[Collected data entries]
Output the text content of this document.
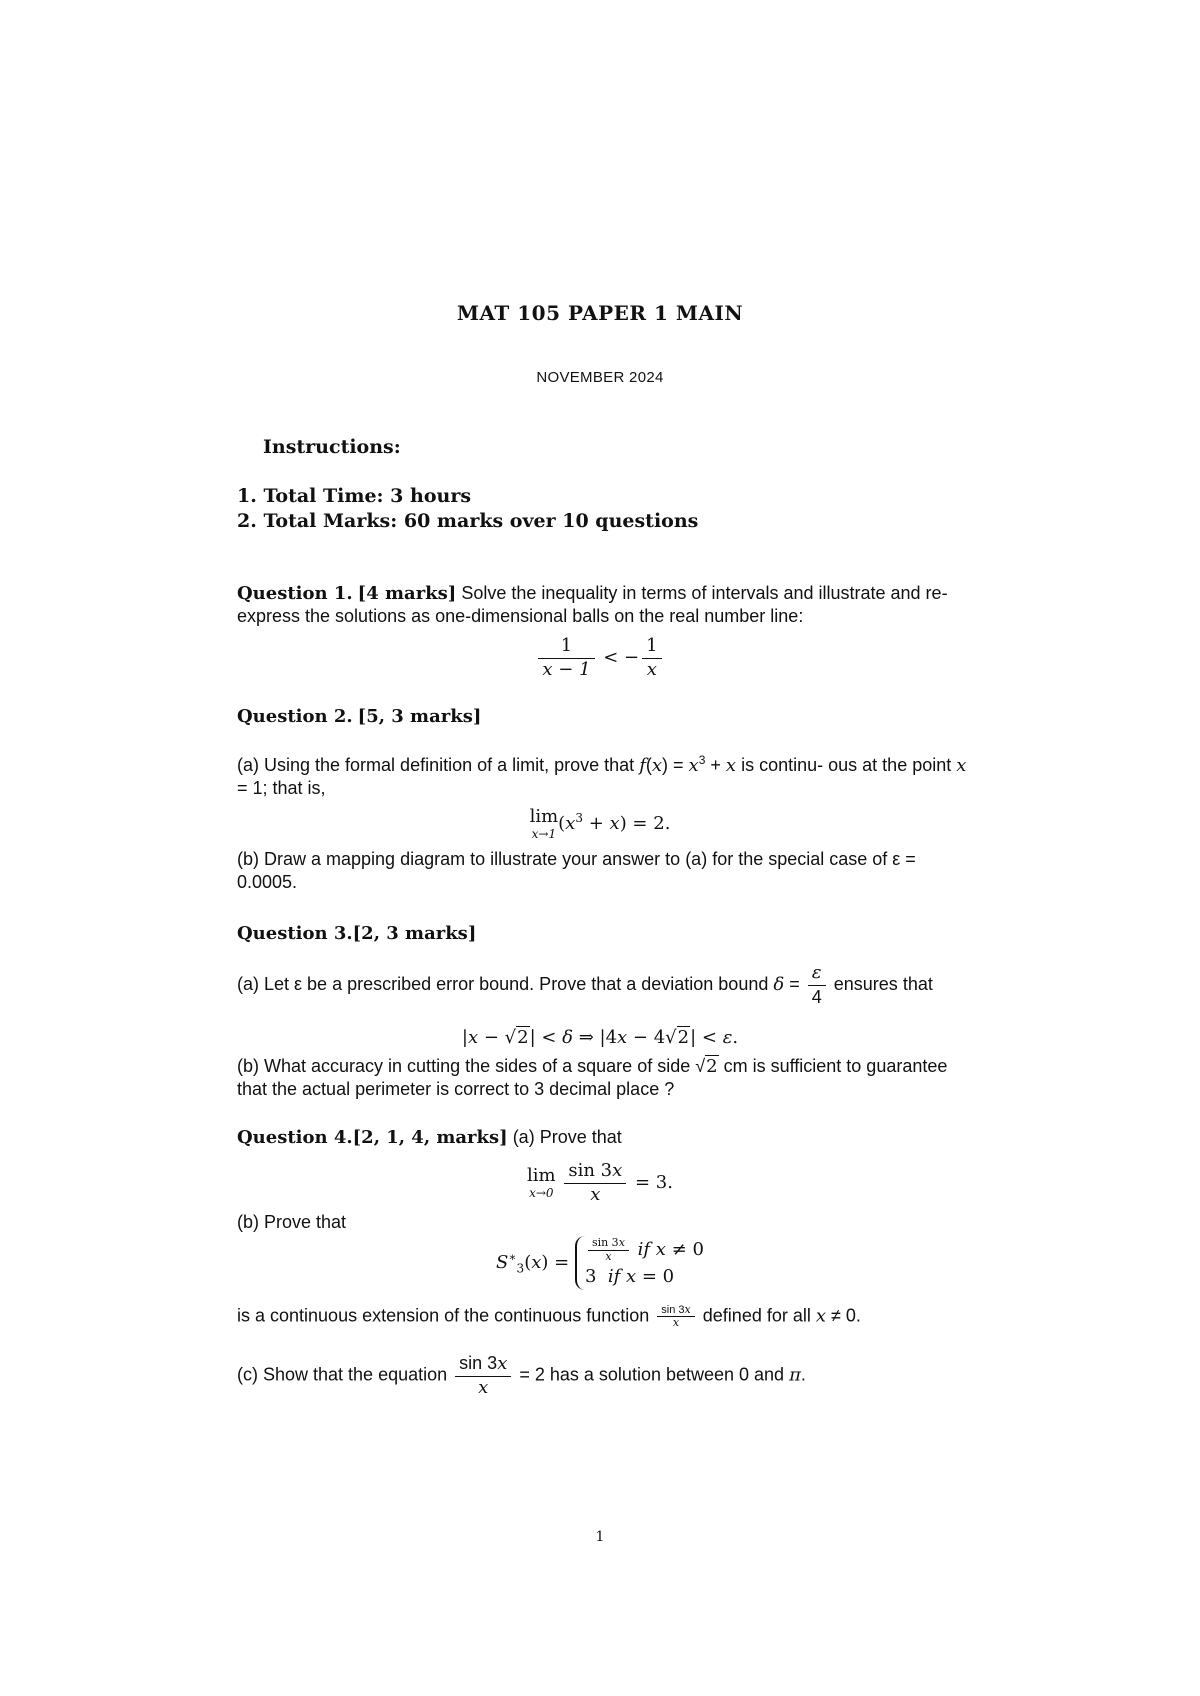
MAT 105 PAPER 1 MAIN
NOVEMBER 2024
Instructions:
1. Total Time: 3 hours
2. Total Marks: 60 marks over 10 questions
Question 1. [4 marks] Solve the inequality in terms of intervals and illustrate and re-express the solutions as one-dimensional balls on the real number line:
$\frac{1}{x - 1}$ < − $\frac{1}{x}$
Question 2. [5, 3 marks]
(a) Using the formal definition of a limit, prove that $f(x) = x^3 + x$ is continu- ous at the point x = 1; that is,
lim
x→1 $(x^3 + x) = 2$.
(b) Draw a mapping diagram to illustrate your answer to (a) for the special case of ε = 0.0005.
Question 3.[2, 3 marks]
(a) Let ε be a prescribed error bound. Prove that a deviation bound $\delta = \frac{\varepsilon}{4}$ ensures that
|x − √2| < δ ⇒ |4x − 4√2| < ε.
(b) What accuracy in cutting the sides of a square of side √2 cm is sufficient to guarantee that the actual perimeter is correct to 3 decimal place ?
Question 4.[2, 1, 4, marks] (a) Prove that
lim
x→0
$\frac{\sin 3x}{x} = 3$.
(b) Prove that
$S^∗_3(x) = \frac{\sin 3x}{x}$ if x ≠ 0
3  if x = 0
is a continuous extension of the continuous function $\frac{\sin 3x}{x}$ defined for all x ≠ 0.
(c) Show that the equation $\frac{\sin 3x}{x} = 2$ has a solution between 0 and π.
1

Stated goal → Every record above should be written out again without change, except that the pictures are left out.

Answer to the task →
Output the text content of this document.
MAT 105 PAPER 1 MAIN
NOVEMBER 2024
Instructions:
1. Total Time: 3 hours
2. Total Marks: 60 marks over 10 questions
Question 1. [4 marks] Solve the inequality in terms of intervals and illustrate and re-express the solutions as one-dimensional balls on the real number line:
$\frac{1}{x - 1}$ < − $\frac{1}{x}$
Question 2. [5, 3 marks]
(a) Using the formal definition of a limit, prove that $f(x) = x^3 + x$ is continu- ous at the point x = 1; that is,
lim
x→1 $(x^3 + x) = 2$.
(b) Draw a mapping diagram to illustrate your answer to (a) for the special case of ε = 0.0005.
Question 3.[2, 3 marks]
(a) Let ε be a prescribed error bound. Prove that a deviation bound $\delta = \frac{\varepsilon}{4}$ ensures that
|x − √2| < δ ⇒ |4x − 4√2| < ε.
(b) What accuracy in cutting the sides of a square of side √2 cm is sufficient to guarantee that the actual perimeter is correct to 3 decimal place ?
Question 4.[2, 1, 4, marks] (a) Prove that
lim
x→0
$\frac{\sin 3x}{x} = 3$.
(b) Prove that
$S^∗_3(x) = \frac{\sin 3x}{x}$ if x ≠ 0
3  if x = 0
is a continuous extension of the continuous function $\frac{\sin 3x}{x}$ defined for all x ≠ 0.
(c) Show that the equation $\frac{\sin 3x}{x} = 2$ has a solution between 0 and π.
1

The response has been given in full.